* Lo esperado *
Continúa, por favor, el texto sobre la lectura compartida con los hijos a partir de su última oración.

* Documento *
'''

Cuando mi hija Gloria Isabel estaba pequeñita, solía pedirme el mismo cuento para nuestra lectura de buenas noches. Una y otra vez, demandaba, mami, quiero que me cuentes “Tito Fo”. Yo insistía en cambiarlo, pero ella reclamaba el acostumbrado. ¿Por qué te gusta ese y no otro?, le preguntaba. Mami, es que pobrecito Tito Fo, nadie lo quería y no era lindo. El patito feo logró afirmarle que las diferencias innatas no se perciben como negativas si se toman con naturalidad, si no se experimentan desde la vergüenza. Nunca supe a ciencia cierta si ella se sentía insegura por algo en específico. A lo mejor sí, pero nunca me lo dijo. Estaba demasiado pequeña para tener conciencia de sí misma. Sin embargo, al distinguir en esta narración un reflejo de su intuición personal, es posible que estuviera comprendiendo lo arquetípico de su vida.
Uno de los discípulos de Jung, James Hillman, introdujo el concepto de la consciencia de la narrativa. Es decir, la capacidad de encontrar la secuencia y el significado en una historia por medio de la percepción de uno mismo y al revés. Cuando me preguntan cómo hacer para que a los niños les guste leer, siempre respondo desde la experiencia personal, más que desde la teoría pedagógica: leyendo con ellos. Teniendo un espacio íntimo para compartir tanto las narraciones de libros como las que vivimos a diario. Esa rutina nos da la pauta en el inconsciente para interpretar nuestra propia experiencia vital como una narración, como nuestra historia individual. Los cuentos para niños por muy sencillos que aparenten ser, tienen una carga simbólica importante que permite expandir la imaginación de los pequeños lectores y los vincula con lo que les rodea, incluso con las historias de animales o los cuentos de hadas. Ese proceso maravilloso lo vivió también mi hijo Luis Francisco por medio de su afición a los personajes de Winnie the Pooh. Las historias le hacían reír y conmoverse una y otra vez, a pesar de que las conocía casi de memoria. Vivir aventuras a través de los personajes de los cuentos, en un bosque, una montaña, un lago, desde la seguridad de sus hogares, al lado de los suyos, permite a los niños vislumbrar un horizonte de significados mucho más amplio que el que les pudiéramos explicar desde la racionalidad. Es decir que esta lectura compartida les aporta referencias sobre la organización de las narraciones, incluida la propia, esa en la cual los niños son los protagonistas. Las primeras lecturas de la infancia resultan esenciales, pero aún más, si se realizan en familia, si se reflexionan y se relacionan con las vivencias personales. En mi caso, las disfruté muchísimo. Cuando ya mis hijos estuvieron mayorcitos, digamos de siete y de diez, cada quien leía su libro, pero en el mismo espacio. Al rato de estar ensimismados en nuestras lecturas respectivas, compartíamos lo leído, nuestra opinión, nuestro encanto o nuestra decepción… Esto no me está gustando nada, les decía yo. Ya me aburrió. Entonces, ellos me compartían sus lecturas y pareceres para quitarme la modorra ocasionada por un libro demasiado teórico, de los que tenía que leer para un examen de la universidad. La sinceridad fue fundamental para continuar con el proceso: ejercimos el derecho a gustar o no de una historia.

'''

* Información proporcionada *

'''

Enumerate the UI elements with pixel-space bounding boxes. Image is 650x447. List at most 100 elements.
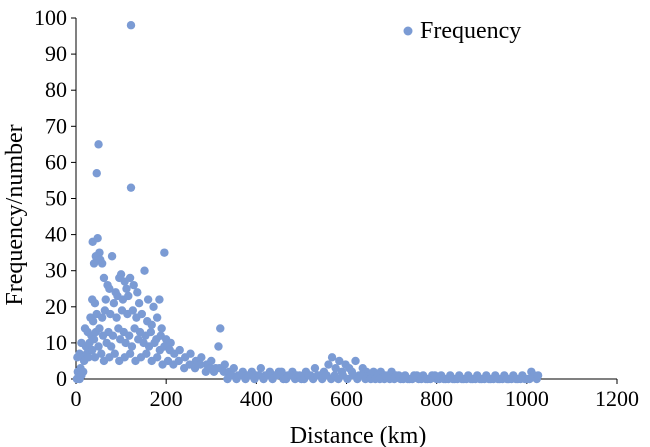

'''

* Respuesta escrita *
La lectura de las tiras cómicas de Mafalda, por su parte, tuvo un impacto en ellos sorprendente. Aún en su edad adulta continúan amando a la pequeña gigante y a sus compañeros de aventuras. Les proveyó de la manera más habitual una conciencia social y un sentido crítico de lo cotidiano asombrosos. Sus variadas lecturas les procuraron la idea de que el mundo y ellos están conectados, de que existe un hilo conductor que nos integra a todos. Aún más, la literatura infantil les ayudó a conciliar sus experiencias y sensaciones, a encontrarles un sentido y a reparar que su vida tiene un horizonte, una trama, en especial, un argumento que ellos mismos pueden crear.
William Sergeant Kendall, Un interliduo
Cuando me consultan sobre cuestiones técnicas del género o sobre el panorama de esta escritura específica dentro de la literatura en nuestro medio, pocas veces puedo referirme a un marco teórico concreto. Por mucho que quisiera presentar una visión sobre la historia, los autores, las características diferenciadas, la cobertura, la recepción y otros detalles importantes de la literatura para niños en nuestra región centroamericana, mi preparación académica y mi formación como escritora no cubre estos aspectos, a pesar del esfuerzo que hago por ponerme al día. La experiencia de vida con mis hijos y el encuentro con muchos otros niños que han leído mis libros, la intuición, el gusto, la curiosidad y la pasión por una escritura destinada a mis jóvenes lectores ideales, por su parte, sí me permiten aventurar algunas reflexiones en torno a un género que poco a poco se va abriendo camino dentro de nuestras sociedades y acoplando a las circunstancias particulares de cada uno de los países del istmo. Por lo tanto, mi visión se deriva de la intuición, de mi oficio en la escritura y de uno de mis hallazgos más fundamentales que es la literatura infantil y juvenil: un universo amplio y digno de explorar que se ha convertido en parte esencial de mi indagación en la palabra.
De casi todos es sabido que, con mucha frecuencia, cuando hablamos de literatura infantil acude a nuestra mente la idea de imaginación. Una noción relacionada con la infancia y resuelta por medio de la fantasía en múltiples manifestaciones; personajes mágicos, historias inverosímiles, soluciones inesperadas, sorpresivas y a veces casi imposibles. Esta relación inicial, y con la que nos quedamos muchas veces por comodidad, nos impide ver el alcance del género como liberador del potencial humano en todas las etapas de la existencia. Es decir, no cabe duda de que la imaginación en los primeros años del desarrollo de las personas deviene fundamental, pero no es menos importante en la edad adulta. Este acervo se convierte en una capacidad primordial para obtener los recursos que todos necesitamos para conducir nuestras vidas de manera más satisfactoria y productiva: ideas y creatividad para ponerlos en práctica. Las ideas están detrás de todo tipo de proyectos, sean estos de índole personal, social o profesional y nos permiten solucionar cualquier clase de conflicto, problema o dificultad. Pero entonces, ¿cómo se integra este factor natural de la infancia al proceso de desarrollo humano?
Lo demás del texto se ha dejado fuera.